## WHAT NEEDS TO BE DONE
Your task is to reproduce the material exactly.

Start DATA SUPPLIED

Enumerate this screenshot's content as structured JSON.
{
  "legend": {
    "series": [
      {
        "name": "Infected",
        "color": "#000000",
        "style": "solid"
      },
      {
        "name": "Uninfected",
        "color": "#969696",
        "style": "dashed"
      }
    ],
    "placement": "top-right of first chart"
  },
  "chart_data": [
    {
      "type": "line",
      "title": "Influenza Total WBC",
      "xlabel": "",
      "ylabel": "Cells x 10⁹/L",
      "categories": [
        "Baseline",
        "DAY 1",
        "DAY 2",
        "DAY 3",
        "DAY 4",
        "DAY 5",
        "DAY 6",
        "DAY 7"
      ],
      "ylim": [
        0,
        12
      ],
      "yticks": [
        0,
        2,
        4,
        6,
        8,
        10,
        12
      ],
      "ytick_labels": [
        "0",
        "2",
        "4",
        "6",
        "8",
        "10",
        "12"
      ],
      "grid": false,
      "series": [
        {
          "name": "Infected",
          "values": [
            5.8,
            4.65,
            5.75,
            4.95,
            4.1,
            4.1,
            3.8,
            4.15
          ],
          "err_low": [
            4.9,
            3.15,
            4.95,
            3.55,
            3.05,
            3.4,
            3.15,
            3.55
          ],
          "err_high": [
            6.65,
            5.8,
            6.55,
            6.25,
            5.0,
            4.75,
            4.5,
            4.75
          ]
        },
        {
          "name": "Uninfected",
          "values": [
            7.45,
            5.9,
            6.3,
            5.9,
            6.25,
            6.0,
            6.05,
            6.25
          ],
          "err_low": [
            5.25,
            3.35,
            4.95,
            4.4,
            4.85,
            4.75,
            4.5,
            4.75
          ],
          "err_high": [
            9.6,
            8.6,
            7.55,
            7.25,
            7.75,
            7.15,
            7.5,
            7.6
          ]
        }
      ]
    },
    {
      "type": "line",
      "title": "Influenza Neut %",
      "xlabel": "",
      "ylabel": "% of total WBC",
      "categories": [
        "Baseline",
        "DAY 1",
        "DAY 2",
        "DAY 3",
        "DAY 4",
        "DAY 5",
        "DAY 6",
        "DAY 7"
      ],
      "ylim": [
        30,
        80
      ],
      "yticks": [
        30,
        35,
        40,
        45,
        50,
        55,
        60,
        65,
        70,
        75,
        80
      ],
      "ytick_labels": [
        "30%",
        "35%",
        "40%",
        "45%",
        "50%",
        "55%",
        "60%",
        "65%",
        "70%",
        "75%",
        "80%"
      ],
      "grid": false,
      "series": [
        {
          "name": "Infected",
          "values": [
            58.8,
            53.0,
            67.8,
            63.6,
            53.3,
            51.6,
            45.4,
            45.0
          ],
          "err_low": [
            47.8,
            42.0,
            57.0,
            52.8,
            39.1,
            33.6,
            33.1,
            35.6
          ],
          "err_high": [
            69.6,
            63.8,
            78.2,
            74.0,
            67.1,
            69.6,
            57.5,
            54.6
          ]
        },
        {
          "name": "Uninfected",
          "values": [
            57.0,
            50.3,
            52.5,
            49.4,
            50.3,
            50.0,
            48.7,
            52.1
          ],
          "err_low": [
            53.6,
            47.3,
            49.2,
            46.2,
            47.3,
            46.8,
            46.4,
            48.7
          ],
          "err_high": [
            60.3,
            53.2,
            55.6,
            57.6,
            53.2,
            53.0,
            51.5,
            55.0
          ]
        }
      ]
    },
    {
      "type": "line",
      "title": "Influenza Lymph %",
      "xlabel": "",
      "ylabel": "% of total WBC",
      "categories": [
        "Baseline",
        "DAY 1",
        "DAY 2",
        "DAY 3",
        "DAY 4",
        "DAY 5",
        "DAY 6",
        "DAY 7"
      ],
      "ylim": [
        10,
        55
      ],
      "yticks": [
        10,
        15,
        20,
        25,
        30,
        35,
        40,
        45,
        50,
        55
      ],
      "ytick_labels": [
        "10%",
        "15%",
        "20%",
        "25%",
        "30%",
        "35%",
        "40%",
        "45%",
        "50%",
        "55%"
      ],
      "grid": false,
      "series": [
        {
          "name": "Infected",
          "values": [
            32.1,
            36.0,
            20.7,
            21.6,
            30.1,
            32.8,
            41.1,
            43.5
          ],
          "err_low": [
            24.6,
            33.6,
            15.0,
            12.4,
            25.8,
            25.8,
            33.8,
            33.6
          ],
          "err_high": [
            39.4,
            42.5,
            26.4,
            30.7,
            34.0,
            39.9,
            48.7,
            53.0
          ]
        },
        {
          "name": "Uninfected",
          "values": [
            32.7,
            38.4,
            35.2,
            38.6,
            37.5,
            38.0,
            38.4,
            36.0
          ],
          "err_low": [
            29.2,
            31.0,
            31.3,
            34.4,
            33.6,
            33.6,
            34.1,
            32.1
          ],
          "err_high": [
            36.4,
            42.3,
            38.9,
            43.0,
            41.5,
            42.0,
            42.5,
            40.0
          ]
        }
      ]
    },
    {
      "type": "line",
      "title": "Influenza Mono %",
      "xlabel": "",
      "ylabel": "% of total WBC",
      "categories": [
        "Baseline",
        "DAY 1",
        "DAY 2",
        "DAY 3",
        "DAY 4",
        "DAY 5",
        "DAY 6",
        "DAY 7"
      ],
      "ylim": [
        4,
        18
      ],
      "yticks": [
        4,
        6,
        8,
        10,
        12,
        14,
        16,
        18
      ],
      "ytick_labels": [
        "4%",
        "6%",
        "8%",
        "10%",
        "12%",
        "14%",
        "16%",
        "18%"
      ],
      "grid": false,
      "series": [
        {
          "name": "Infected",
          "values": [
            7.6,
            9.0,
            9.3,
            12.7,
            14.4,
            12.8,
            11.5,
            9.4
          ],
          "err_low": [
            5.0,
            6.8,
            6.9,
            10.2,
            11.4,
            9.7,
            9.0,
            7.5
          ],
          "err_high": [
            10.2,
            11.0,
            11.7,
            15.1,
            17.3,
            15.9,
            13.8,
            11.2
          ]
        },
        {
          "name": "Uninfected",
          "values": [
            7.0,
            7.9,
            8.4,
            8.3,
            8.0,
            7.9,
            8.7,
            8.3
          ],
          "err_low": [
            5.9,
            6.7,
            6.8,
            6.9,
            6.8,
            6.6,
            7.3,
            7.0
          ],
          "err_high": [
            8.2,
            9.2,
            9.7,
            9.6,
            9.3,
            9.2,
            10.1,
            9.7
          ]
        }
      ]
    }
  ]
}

End DATA SUPPLIED

## SOLUTION TO THE PROBLEM
Enumerate this screenshot's content as structured JSON.
{
  "legend": {
    "series": [
      {
        "name": "Infected",
        "color": "#000000",
        "style": "solid"
      },
      {
        "name": "Uninfected",
        "color": "#969696",
        "style": "dashed"
      }
    ],
    "placement": "top-right of first chart"
  },
  "chart_data": [
    {
      "type": "line",
      "title": "Influenza Total WBC",
      "xlabel": "",
      "ylabel": "Cells x 10⁹/L",
      "categories": [
        "Baseline",
        "DAY 1",
        "DAY 2",
        "DAY 3",
        "DAY 4",
        "DAY 5",
        "DAY 6",
        "DAY 7"
      ],
      "ylim": [
        0,
        12
      ],
      "yticks": [
        0,
        2,
        4,
        6,
        8,
        10,
        12
      ],
      "ytick_labels": [
        "0",
        "2",
        "4",
        "6",
        "8",
        "10",
        "12"
      ],
      "grid": false,
      "series": [
        {
          "name": "Infected",
          "values": [
            5.8,
            4.65,
            5.75,
            4.95,
            4.1,
            4.1,
            3.8,
            4.15
          ],
          "err_low": [
            4.9,
            3.15,
            4.95,
            3.55,
            3.05,
            3.4,
            3.15,
            3.55
          ],
          "err_high": [
            6.65,
            5.8,
            6.55,
            6.25,
            5.0,
            4.75,
            4.5,
            4.75
          ]
        },
        {
          "name": "Uninfected",
          "values": [
            7.45,
            5.9,
            6.3,
            5.9,
            6.25,
            6.0,
            6.05,
            6.25
          ],
          "err_low": [
            5.25,
            3.35,
            4.95,
            4.4,
            4.85,
            4.75,
            4.5,
            4.75
          ],
          "err_high": [
            9.6,
            8.6,
            7.55,
            7.25,
            7.75,
            7.15,
            7.5,
            7.6
          ]
        }
      ]
    },
    {
      "type": "line",
      "title": "Influenza Neut %",
      "xlabel": "",
      "ylabel": "% of total WBC",
      "categories": [
        "Baseline",
        "DAY 1",
        "DAY 2",
        "DAY 3",
        "DAY 4",
        "DAY 5",
        "DAY 6",
        "DAY 7"
      ],
      "ylim": [
        30,
        80
      ],
      "yticks": [
        30,
        35,
        40,
        45,
        50,
        55,
        60,
        65,
        70,
        75,
        80
      ],
      "ytick_labels": [
        "30%",
        "35%",
        "40%",
        "45%",
        "50%",
        "55%",
        "60%",
        "65%",
        "70%",
        "75%",
        "80%"
      ],
      "grid": false,
      "series": [
        {
          "name": "Infected",
          "values": [
            58.8,
            53.0,
            67.8,
            63.6,
            53.3,
            51.6,
            45.4,
            45.0
          ],
          "err_low": [
            47.8,
            42.0,
            57.0,
            52.8,
            39.1,
            33.6,
            33.1,
            35.6
          ],
          "err_high": [
            69.6,
            63.8,
            78.2,
            74.0,
            67.1,
            69.6,
            57.5,
            54.6
          ]
        },
        {
          "name": "Uninfected",
          "values": [
            57.0,
            50.3,
            52.5,
            49.4,
            50.3,
            50.0,
            48.7,
            52.1
          ],
          "err_low": [
            53.6,
            47.3,
            49.2,
            46.2,
            47.3,
            46.8,
            46.4,
            48.7
          ],
          "err_high": [
            60.3,
            53.2,
            55.6,
            57.6,
            53.2,
            53.0,
            51.5,
            55.0
          ]
        }
      ]
    },
    {
      "type": "line",
      "title": "Influenza Lymph %",
      "xlabel": "",
      "ylabel": "% of total WBC",
      "categories": [
        "Baseline",
        "DAY 1",
        "DAY 2",
        "DAY 3",
        "DAY 4",
        "DAY 5",
        "DAY 6",
        "DAY 7"
      ],
      "ylim": [
        10,
        55
      ],
      "yticks": [
        10,
        15,
        20,
        25,
        30,
        35,
        40,
        45,
        50,
        55
      ],
      "ytick_labels": [
        "10%",
        "15%",
        "20%",
        "25%",
        "30%",
        "35%",
        "40%",
        "45%",
        "50%",
        "55%"
      ],
      "grid": false,
      "series": [
        {
          "name": "Infected",
          "values": [
            32.1,
            36.0,
            20.7,
            21.6,
            30.1,
            32.8,
            41.1,
            43.5
          ],
          "err_low": [
            24.6,
            33.6,
            15.0,
            12.4,
            25.8,
            25.8,
            33.8,
            33.6
          ],
          "err_high": [
            39.4,
            42.5,
            26.4,
            30.7,
            34.0,
            39.9,
            48.7,
            53.0
          ]
        },
        {
          "name": "Uninfected",
          "values": [
            32.7,
            38.4,
            35.2,
            38.6,
            37.5,
            38.0,
            38.4,
            36.0
          ],
          "err_low": [
            29.2,
            31.0,
            31.3,
            34.4,
            33.6,
            33.6,
            34.1,
            32.1
          ],
          "err_high": [
            36.4,
            42.3,
            38.9,
            43.0,
            41.5,
            42.0,
            42.5,
            40.0
          ]
        }
      ]
    },
    {
      "type": "line",
      "title": "Influenza Mono %",
      "xlabel": "",
      "ylabel": "% of total WBC",
      "categories": [
        "Baseline",
        "DAY 1",
        "DAY 2",
        "DAY 3",
        "DAY 4",
        "DAY 5",
        "DAY 6",
        "DAY 7"
      ],
      "ylim": [
        4,
        18
      ],
      "yticks": [
        4,
        6,
        8,
        10,
        12,
        14,
        16,
        18
      ],
      "ytick_labels": [
        "4%",
        "6%",
        "8%",
        "10%",
        "12%",
        "14%",
        "16%",
        "18%"
      ],
      "grid": false,
      "series": [
        {
          "name": "Infected",
          "values": [
            7.6,
            9.0,
            9.3,
            12.7,
            14.4,
            12.8,
            11.5,
            9.4
          ],
          "err_low": [
            5.0,
            6.8,
            6.9,
            10.2,
            11.4,
            9.7,
            9.0,
            7.5
          ],
          "err_high": [
            10.2,
            11.0,
            11.7,
            15.1,
            17.3,
            15.9,
            13.8,
            11.2
          ]
        },
        {
          "name": "Uninfected",
          "values": [
            7.0,
            7.9,
            8.4,
            8.3,
            8.0,
            7.9,
            8.7,
            8.3
          ],
          "err_low": [
            5.9,
            6.7,
            6.8,
            6.9,
            6.8,
            6.6,
            7.3,
            7.0
          ],
          "err_high": [
            8.2,
            9.2,
            9.7,
            9.6,
            9.3,
            9.2,
            10.1,
            9.7
          ]
        }
      ]
    }
  ]
}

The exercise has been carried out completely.